● Instruction: Your task is to repeat the entries exactly. Leave the pictures out.

(Records)

--- --- ---

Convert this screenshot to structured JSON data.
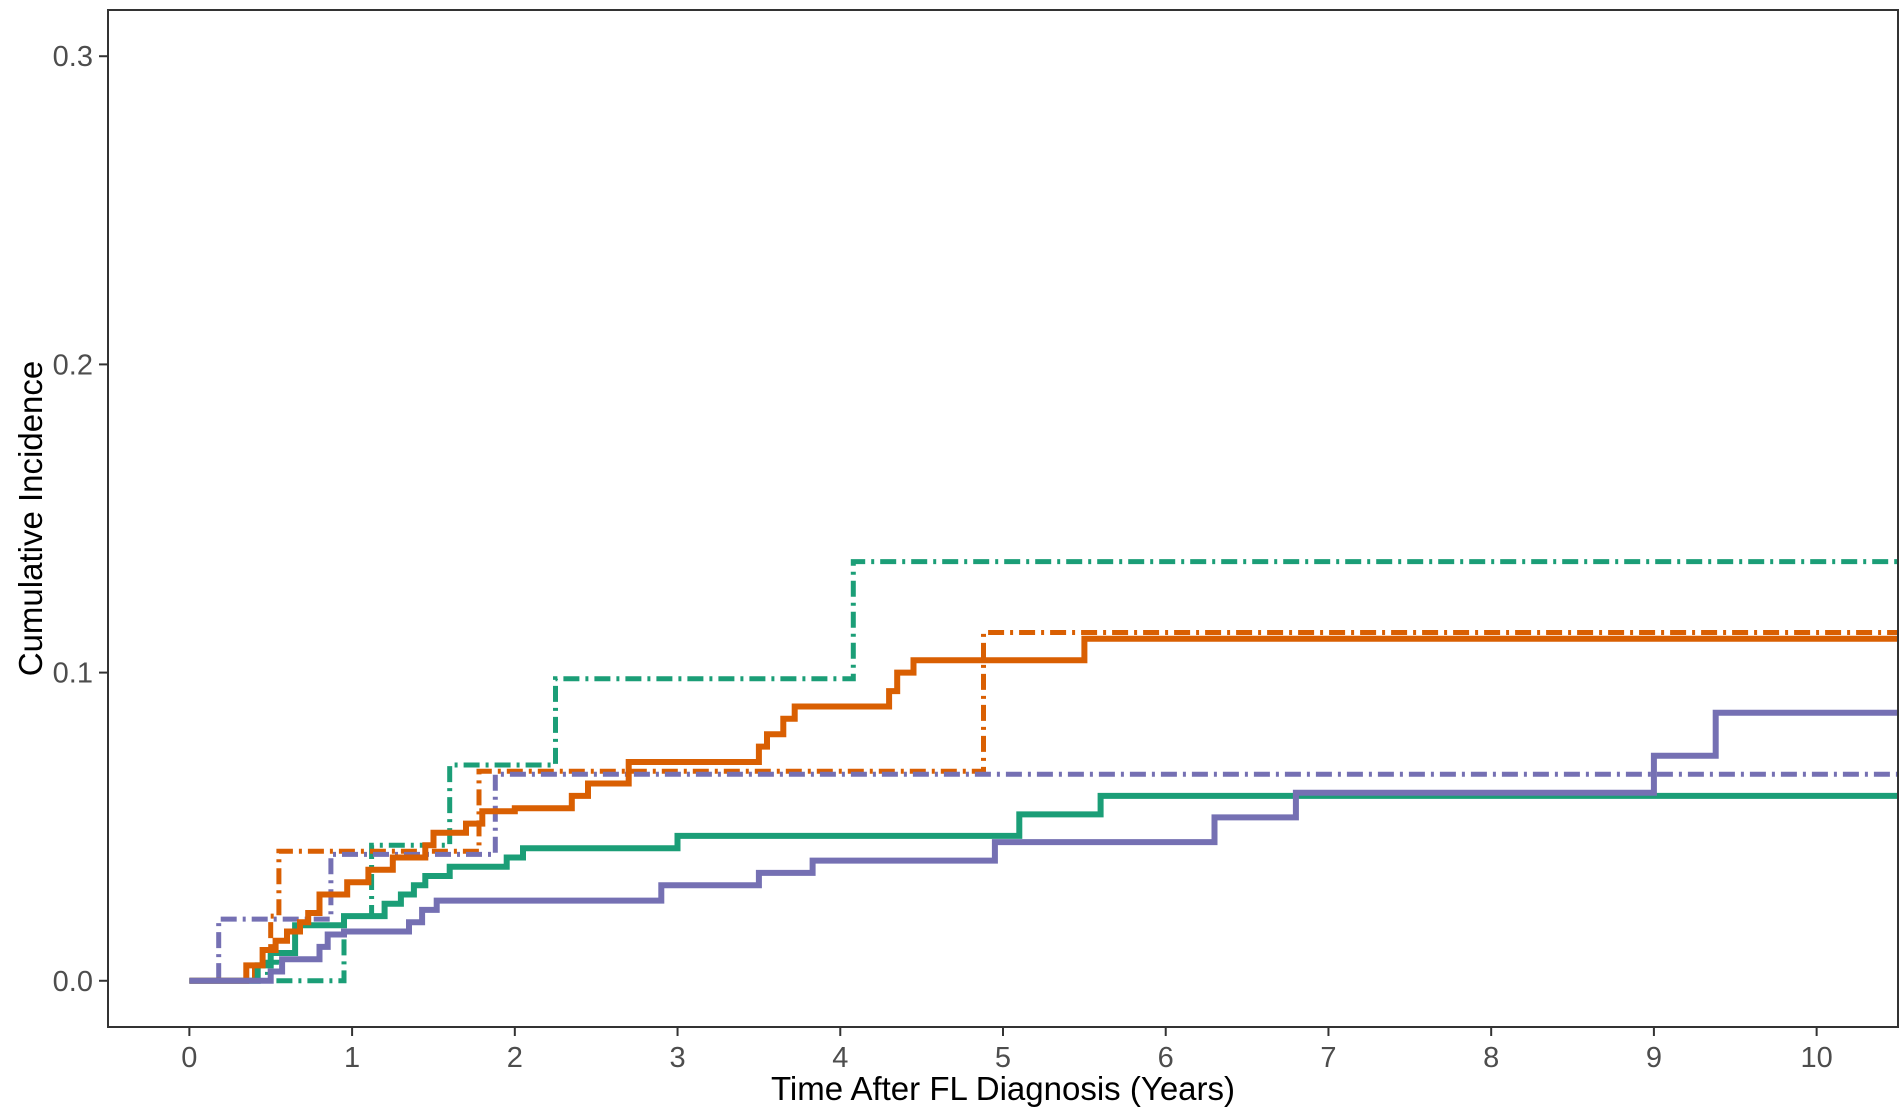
{
  "chart_data": {
    "type": "line",
    "step": true,
    "title": "",
    "xlabel": "Time After FL Diagnosis (Years)",
    "ylabel": "Cumulative Incidence",
    "xlim": [
      -0.5,
      10.5
    ],
    "ylim": [
      -0.015,
      0.315
    ],
    "x_ticks": [
      0,
      1,
      2,
      3,
      4,
      5,
      6,
      7,
      8,
      9,
      10
    ],
    "y_ticks": [
      0.0,
      0.1,
      0.2,
      0.3
    ],
    "y_tick_labels": [
      "0.0",
      "0.1",
      "0.2",
      "0.3"
    ],
    "grid": false,
    "legend": "none",
    "series": [
      {
        "color": "#1b9e77",
        "style": "solid",
        "points": [
          [
            0,
            0
          ],
          [
            0.42,
            0
          ],
          [
            0.42,
            0.005
          ],
          [
            0.5,
            0.005
          ],
          [
            0.5,
            0.009
          ],
          [
            0.65,
            0.009
          ],
          [
            0.65,
            0.018
          ],
          [
            0.95,
            0.018
          ],
          [
            0.95,
            0.021
          ],
          [
            1.2,
            0.021
          ],
          [
            1.2,
            0.025
          ],
          [
            1.3,
            0.025
          ],
          [
            1.3,
            0.028
          ],
          [
            1.38,
            0.028
          ],
          [
            1.38,
            0.031
          ],
          [
            1.45,
            0.031
          ],
          [
            1.45,
            0.034
          ],
          [
            1.6,
            0.034
          ],
          [
            1.6,
            0.037
          ],
          [
            1.95,
            0.037
          ],
          [
            1.95,
            0.04
          ],
          [
            2.05,
            0.04
          ],
          [
            2.05,
            0.043
          ],
          [
            3.0,
            0.043
          ],
          [
            3.0,
            0.047
          ],
          [
            5.1,
            0.047
          ],
          [
            5.1,
            0.054
          ],
          [
            5.6,
            0.054
          ],
          [
            5.6,
            0.06
          ],
          [
            10.5,
            0.06
          ]
        ]
      },
      {
        "color": "#d95f02",
        "style": "solid",
        "points": [
          [
            0,
            0
          ],
          [
            0.35,
            0
          ],
          [
            0.35,
            0.005
          ],
          [
            0.45,
            0.005
          ],
          [
            0.45,
            0.01
          ],
          [
            0.53,
            0.01
          ],
          [
            0.53,
            0.013
          ],
          [
            0.6,
            0.013
          ],
          [
            0.6,
            0.016
          ],
          [
            0.68,
            0.016
          ],
          [
            0.68,
            0.019
          ],
          [
            0.73,
            0.019
          ],
          [
            0.73,
            0.022
          ],
          [
            0.8,
            0.022
          ],
          [
            0.8,
            0.028
          ],
          [
            0.97,
            0.028
          ],
          [
            0.97,
            0.032
          ],
          [
            1.1,
            0.032
          ],
          [
            1.1,
            0.036
          ],
          [
            1.25,
            0.036
          ],
          [
            1.25,
            0.04
          ],
          [
            1.45,
            0.04
          ],
          [
            1.45,
            0.044
          ],
          [
            1.5,
            0.044
          ],
          [
            1.5,
            0.048
          ],
          [
            1.7,
            0.048
          ],
          [
            1.7,
            0.051
          ],
          [
            1.8,
            0.051
          ],
          [
            1.8,
            0.055
          ],
          [
            2.0,
            0.055
          ],
          [
            2.0,
            0.056
          ],
          [
            2.35,
            0.056
          ],
          [
            2.35,
            0.06
          ],
          [
            2.45,
            0.06
          ],
          [
            2.45,
            0.064
          ],
          [
            2.7,
            0.064
          ],
          [
            2.7,
            0.071
          ],
          [
            3.5,
            0.071
          ],
          [
            3.5,
            0.076
          ],
          [
            3.55,
            0.076
          ],
          [
            3.55,
            0.08
          ],
          [
            3.65,
            0.08
          ],
          [
            3.65,
            0.085
          ],
          [
            3.72,
            0.085
          ],
          [
            3.72,
            0.089
          ],
          [
            4.3,
            0.089
          ],
          [
            4.3,
            0.094
          ],
          [
            4.35,
            0.094
          ],
          [
            4.35,
            0.1
          ],
          [
            4.45,
            0.1
          ],
          [
            4.45,
            0.104
          ],
          [
            5.5,
            0.104
          ],
          [
            5.5,
            0.111
          ],
          [
            10.5,
            0.111
          ]
        ]
      },
      {
        "color": "#7570b3",
        "style": "solid",
        "points": [
          [
            0,
            0
          ],
          [
            0.5,
            0
          ],
          [
            0.5,
            0.003
          ],
          [
            0.57,
            0.003
          ],
          [
            0.57,
            0.007
          ],
          [
            0.8,
            0.007
          ],
          [
            0.8,
            0.011
          ],
          [
            0.85,
            0.011
          ],
          [
            0.85,
            0.015
          ],
          [
            0.95,
            0.015
          ],
          [
            0.95,
            0.016
          ],
          [
            1.35,
            0.016
          ],
          [
            1.35,
            0.019
          ],
          [
            1.43,
            0.019
          ],
          [
            1.43,
            0.023
          ],
          [
            1.52,
            0.023
          ],
          [
            1.52,
            0.026
          ],
          [
            2.9,
            0.026
          ],
          [
            2.9,
            0.031
          ],
          [
            3.5,
            0.031
          ],
          [
            3.5,
            0.035
          ],
          [
            3.83,
            0.035
          ],
          [
            3.83,
            0.039
          ],
          [
            4.95,
            0.039
          ],
          [
            4.95,
            0.045
          ],
          [
            6.3,
            0.045
          ],
          [
            6.3,
            0.053
          ],
          [
            6.8,
            0.053
          ],
          [
            6.8,
            0.061
          ],
          [
            9.0,
            0.061
          ],
          [
            9.0,
            0.073
          ],
          [
            9.38,
            0.073
          ],
          [
            9.38,
            0.087
          ],
          [
            10.5,
            0.087
          ]
        ]
      },
      {
        "color": "#1b9e77",
        "style": "dashdot",
        "points": [
          [
            0,
            0
          ],
          [
            0.48,
            0
          ],
          [
            0.48,
            0.006
          ],
          [
            0.55,
            0.006
          ],
          [
            0.55,
            0.0
          ],
          [
            0.95,
            0.0
          ],
          [
            0.95,
            0.021
          ],
          [
            1.12,
            0.021
          ],
          [
            1.12,
            0.044
          ],
          [
            1.6,
            0.044
          ],
          [
            1.6,
            0.07
          ],
          [
            2.25,
            0.07
          ],
          [
            2.25,
            0.098
          ],
          [
            4.08,
            0.098
          ],
          [
            4.08,
            0.136
          ],
          [
            10.5,
            0.136
          ]
        ]
      },
      {
        "color": "#d95f02",
        "style": "dashdot",
        "points": [
          [
            0,
            0
          ],
          [
            0.4,
            0
          ],
          [
            0.4,
            0.005
          ],
          [
            0.5,
            0.005
          ],
          [
            0.5,
            0.021
          ],
          [
            0.55,
            0.021
          ],
          [
            0.55,
            0.042
          ],
          [
            1.78,
            0.042
          ],
          [
            1.78,
            0.068
          ],
          [
            4.88,
            0.068
          ],
          [
            4.88,
            0.113
          ],
          [
            10.5,
            0.113
          ]
        ]
      },
      {
        "color": "#7570b3",
        "style": "dashdot",
        "points": [
          [
            0,
            0
          ],
          [
            0.18,
            0
          ],
          [
            0.18,
            0.02
          ],
          [
            0.87,
            0.02
          ],
          [
            0.87,
            0.041
          ],
          [
            1.88,
            0.041
          ],
          [
            1.88,
            0.067
          ],
          [
            10.5,
            0.067
          ]
        ]
      }
    ]
  }
}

--- --- ---

● Result for this task:
Convert this screenshot to structured JSON data.
{
  "chart_data": {
    "type": "line",
    "step": true,
    "title": "",
    "xlabel": "Time After FL Diagnosis (Years)",
    "ylabel": "Cumulative Incidence",
    "xlim": [
      -0.5,
      10.5
    ],
    "ylim": [
      -0.015,
      0.315
    ],
    "x_ticks": [
      0,
      1,
      2,
      3,
      4,
      5,
      6,
      7,
      8,
      9,
      10
    ],
    "y_ticks": [
      0.0,
      0.1,
      0.2,
      0.3
    ],
    "y_tick_labels": [
      "0.0",
      "0.1",
      "0.2",
      "0.3"
    ],
    "grid": false,
    "legend": "none",
    "series": [
      {
        "color": "#1b9e77",
        "style": "solid",
        "points": [
          [
            0,
            0
          ],
          [
            0.42,
            0
          ],
          [
            0.42,
            0.005
          ],
          [
            0.5,
            0.005
          ],
          [
            0.5,
            0.009
          ],
          [
            0.65,
            0.009
          ],
          [
            0.65,
            0.018
          ],
          [
            0.95,
            0.018
          ],
          [
            0.95,
            0.021
          ],
          [
            1.2,
            0.021
          ],
          [
            1.2,
            0.025
          ],
          [
            1.3,
            0.025
          ],
          [
            1.3,
            0.028
          ],
          [
            1.38,
            0.028
          ],
          [
            1.38,
            0.031
          ],
          [
            1.45,
            0.031
          ],
          [
            1.45,
            0.034
          ],
          [
            1.6,
            0.034
          ],
          [
            1.6,
            0.037
          ],
          [
            1.95,
            0.037
          ],
          [
            1.95,
            0.04
          ],
          [
            2.05,
            0.04
          ],
          [
            2.05,
            0.043
          ],
          [
            3.0,
            0.043
          ],
          [
            3.0,
            0.047
          ],
          [
            5.1,
            0.047
          ],
          [
            5.1,
            0.054
          ],
          [
            5.6,
            0.054
          ],
          [
            5.6,
            0.06
          ],
          [
            10.5,
            0.06
          ]
        ]
      },
      {
        "color": "#d95f02",
        "style": "solid",
        "points": [
          [
            0,
            0
          ],
          [
            0.35,
            0
          ],
          [
            0.35,
            0.005
          ],
          [
            0.45,
            0.005
          ],
          [
            0.45,
            0.01
          ],
          [
            0.53,
            0.01
          ],
          [
            0.53,
            0.013
          ],
          [
            0.6,
            0.013
          ],
          [
            0.6,
            0.016
          ],
          [
            0.68,
            0.016
          ],
          [
            0.68,
            0.019
          ],
          [
            0.73,
            0.019
          ],
          [
            0.73,
            0.022
          ],
          [
            0.8,
            0.022
          ],
          [
            0.8,
            0.028
          ],
          [
            0.97,
            0.028
          ],
          [
            0.97,
            0.032
          ],
          [
            1.1,
            0.032
          ],
          [
            1.1,
            0.036
          ],
          [
            1.25,
            0.036
          ],
          [
            1.25,
            0.04
          ],
          [
            1.45,
            0.04
          ],
          [
            1.45,
            0.044
          ],
          [
            1.5,
            0.044
          ],
          [
            1.5,
            0.048
          ],
          [
            1.7,
            0.048
          ],
          [
            1.7,
            0.051
          ],
          [
            1.8,
            0.051
          ],
          [
            1.8,
            0.055
          ],
          [
            2.0,
            0.055
          ],
          [
            2.0,
            0.056
          ],
          [
            2.35,
            0.056
          ],
          [
            2.35,
            0.06
          ],
          [
            2.45,
            0.06
          ],
          [
            2.45,
            0.064
          ],
          [
            2.7,
            0.064
          ],
          [
            2.7,
            0.071
          ],
          [
            3.5,
            0.071
          ],
          [
            3.5,
            0.076
          ],
          [
            3.55,
            0.076
          ],
          [
            3.55,
            0.08
          ],
          [
            3.65,
            0.08
          ],
          [
            3.65,
            0.085
          ],
          [
            3.72,
            0.085
          ],
          [
            3.72,
            0.089
          ],
          [
            4.3,
            0.089
          ],
          [
            4.3,
            0.094
          ],
          [
            4.35,
            0.094
          ],
          [
            4.35,
            0.1
          ],
          [
            4.45,
            0.1
          ],
          [
            4.45,
            0.104
          ],
          [
            5.5,
            0.104
          ],
          [
            5.5,
            0.111
          ],
          [
            10.5,
            0.111
          ]
        ]
      },
      {
        "color": "#7570b3",
        "style": "solid",
        "points": [
          [
            0,
            0
          ],
          [
            0.5,
            0
          ],
          [
            0.5,
            0.003
          ],
          [
            0.57,
            0.003
          ],
          [
            0.57,
            0.007
          ],
          [
            0.8,
            0.007
          ],
          [
            0.8,
            0.011
          ],
          [
            0.85,
            0.011
          ],
          [
            0.85,
            0.015
          ],
          [
            0.95,
            0.015
          ],
          [
            0.95,
            0.016
          ],
          [
            1.35,
            0.016
          ],
          [
            1.35,
            0.019
          ],
          [
            1.43,
            0.019
          ],
          [
            1.43,
            0.023
          ],
          [
            1.52,
            0.023
          ],
          [
            1.52,
            0.026
          ],
          [
            2.9,
            0.026
          ],
          [
            2.9,
            0.031
          ],
          [
            3.5,
            0.031
          ],
          [
            3.5,
            0.035
          ],
          [
            3.83,
            0.035
          ],
          [
            3.83,
            0.039
          ],
          [
            4.95,
            0.039
          ],
          [
            4.95,
            0.045
          ],
          [
            6.3,
            0.045
          ],
          [
            6.3,
            0.053
          ],
          [
            6.8,
            0.053
          ],
          [
            6.8,
            0.061
          ],
          [
            9.0,
            0.061
          ],
          [
            9.0,
            0.073
          ],
          [
            9.38,
            0.073
          ],
          [
            9.38,
            0.087
          ],
          [
            10.5,
            0.087
          ]
        ]
      },
      {
        "color": "#1b9e77",
        "style": "dashdot",
        "points": [
          [
            0,
            0
          ],
          [
            0.48,
            0
          ],
          [
            0.48,
            0.006
          ],
          [
            0.55,
            0.006
          ],
          [
            0.55,
            0.0
          ],
          [
            0.95,
            0.0
          ],
          [
            0.95,
            0.021
          ],
          [
            1.12,
            0.021
          ],
          [
            1.12,
            0.044
          ],
          [
            1.6,
            0.044
          ],
          [
            1.6,
            0.07
          ],
          [
            2.25,
            0.07
          ],
          [
            2.25,
            0.098
          ],
          [
            4.08,
            0.098
          ],
          [
            4.08,
            0.136
          ],
          [
            10.5,
            0.136
          ]
        ]
      },
      {
        "color": "#d95f02",
        "style": "dashdot",
        "points": [
          [
            0,
            0
          ],
          [
            0.4,
            0
          ],
          [
            0.4,
            0.005
          ],
          [
            0.5,
            0.005
          ],
          [
            0.5,
            0.021
          ],
          [
            0.55,
            0.021
          ],
          [
            0.55,
            0.042
          ],
          [
            1.78,
            0.042
          ],
          [
            1.78,
            0.068
          ],
          [
            4.88,
            0.068
          ],
          [
            4.88,
            0.113
          ],
          [
            10.5,
            0.113
          ]
        ]
      },
      {
        "color": "#7570b3",
        "style": "dashdot",
        "points": [
          [
            0,
            0
          ],
          [
            0.18,
            0
          ],
          [
            0.18,
            0.02
          ],
          [
            0.87,
            0.02
          ],
          [
            0.87,
            0.041
          ],
          [
            1.88,
            0.041
          ],
          [
            1.88,
            0.067
          ],
          [
            10.5,
            0.067
          ]
        ]
      }
    ]
  }
}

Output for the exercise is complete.